[START OF Data]

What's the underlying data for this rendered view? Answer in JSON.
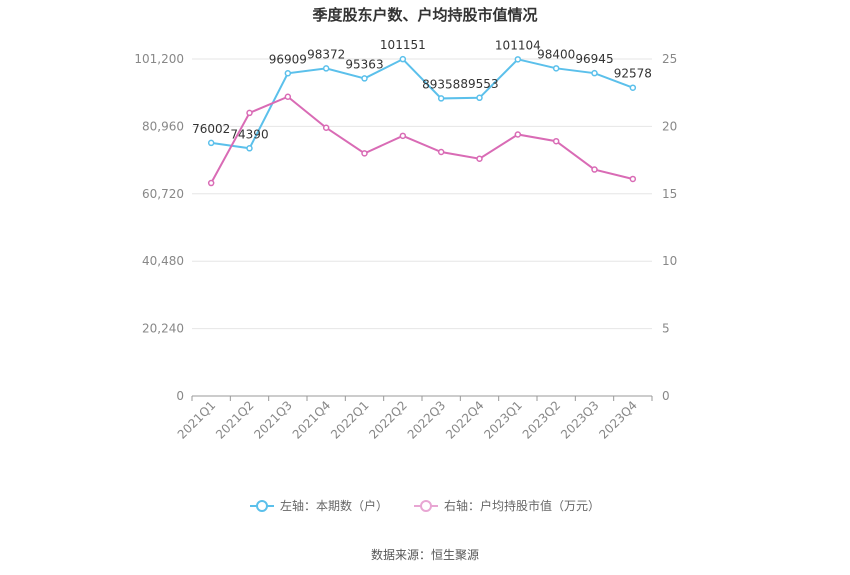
{
  "chart_data": {
    "type": "line",
    "title": "季度股东户数、户均持股市值情况",
    "categories": [
      "2021Q1",
      "2021Q2",
      "2021Q3",
      "2021Q4",
      "2022Q1",
      "2022Q2",
      "2022Q3",
      "2022Q4",
      "2023Q1",
      "2023Q2",
      "2023Q3",
      "2023Q4"
    ],
    "left_axis": {
      "ticks": [
        "0",
        "20,240",
        "40,480",
        "60,720",
        "80,960",
        "101,200"
      ],
      "min": 0,
      "max": 101200
    },
    "right_axis": {
      "ticks": [
        "0",
        "5",
        "10",
        "15",
        "20",
        "25"
      ],
      "min": 0,
      "max": 25
    },
    "series": [
      {
        "name": "左轴：本期数（户）",
        "axis": "left",
        "color": "#5bc0eb",
        "values": [
          76002,
          74390,
          96909,
          98372,
          95363,
          101151,
          89358,
          89553,
          101104,
          98400,
          96945,
          92578
        ],
        "labels": [
          "76002",
          "74390",
          "96909",
          "98372",
          "95363",
          "101151",
          "89358",
          "89553",
          "101104",
          "98400",
          "96945",
          "92578"
        ]
      },
      {
        "name": "右轴：户均持股市值（万元）",
        "axis": "right",
        "color": "#d96bb5",
        "values": [
          15.8,
          21.0,
          22.2,
          19.9,
          18.0,
          19.3,
          18.1,
          17.6,
          19.4,
          18.9,
          16.8,
          16.1
        ]
      }
    ],
    "grid": true,
    "legend_position": "bottom"
  },
  "footer": {
    "source": "数据来源：恒生聚源"
  }
}
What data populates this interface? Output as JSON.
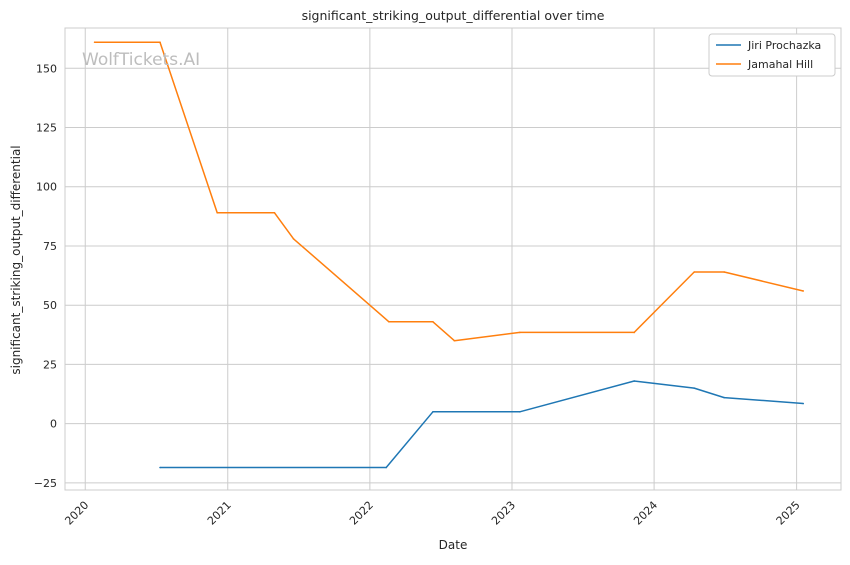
{
  "watermark": "WolfTickets.AI",
  "chart_data": {
    "type": "line",
    "title": "significant_striking_output_differential over time",
    "xlabel": "Date",
    "ylabel": "significant_striking_output_differential",
    "x_ticks": [
      "2020",
      "2021",
      "2022",
      "2023",
      "2024",
      "2025"
    ],
    "y_ticks": [
      -25,
      0,
      25,
      50,
      75,
      100,
      125,
      150
    ],
    "ylim": [
      -28,
      167
    ],
    "xlim": [
      "2019-11-10",
      "2025-04-25"
    ],
    "grid": true,
    "legend_position": "top-right",
    "series": [
      {
        "name": "Jiri Prochazka",
        "color": "#1f77b4",
        "points": [
          {
            "x": "2020-07-11",
            "y": -18.5
          },
          {
            "x": "2022-02-12",
            "y": -18.5
          },
          {
            "x": "2022-06-12",
            "y": 5
          },
          {
            "x": "2023-01-21",
            "y": 5
          },
          {
            "x": "2023-11-11",
            "y": 18
          },
          {
            "x": "2024-04-13",
            "y": 15
          },
          {
            "x": "2024-06-29",
            "y": 11
          },
          {
            "x": "2025-01-18",
            "y": 8.5
          }
        ]
      },
      {
        "name": "Jamahal Hill",
        "color": "#ff7f0e",
        "points": [
          {
            "x": "2020-01-25",
            "y": 161
          },
          {
            "x": "2020-07-11",
            "y": 161
          },
          {
            "x": "2020-12-05",
            "y": 89
          },
          {
            "x": "2021-05-01",
            "y": 89
          },
          {
            "x": "2021-06-19",
            "y": 78
          },
          {
            "x": "2022-02-19",
            "y": 43
          },
          {
            "x": "2022-06-12",
            "y": 43
          },
          {
            "x": "2022-08-06",
            "y": 35
          },
          {
            "x": "2023-01-21",
            "y": 38.5
          },
          {
            "x": "2023-11-11",
            "y": 38.5
          },
          {
            "x": "2024-04-13",
            "y": 64
          },
          {
            "x": "2024-06-29",
            "y": 64
          },
          {
            "x": "2025-01-18",
            "y": 56
          }
        ]
      }
    ]
  }
}
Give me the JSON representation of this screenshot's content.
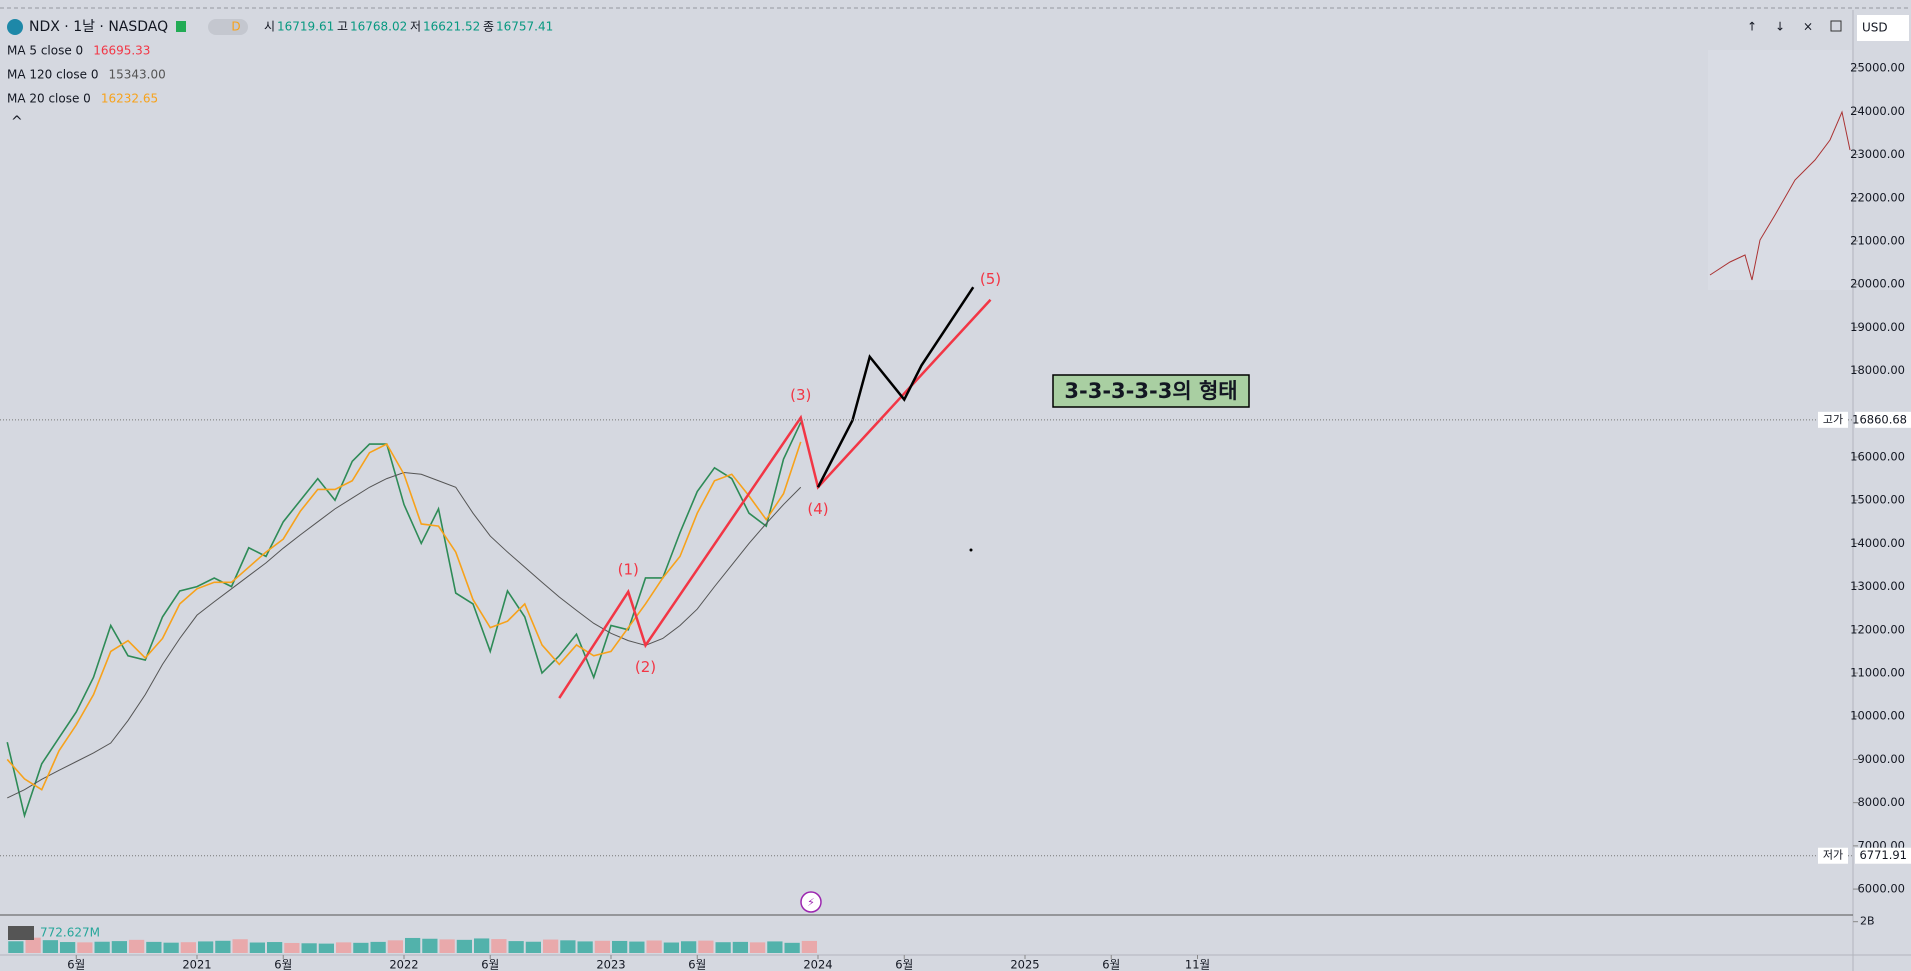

[END OF Data]

Stated task>
For the data above, state how many lines contain "What"; the number is the whole answer.

Solved exercise>
2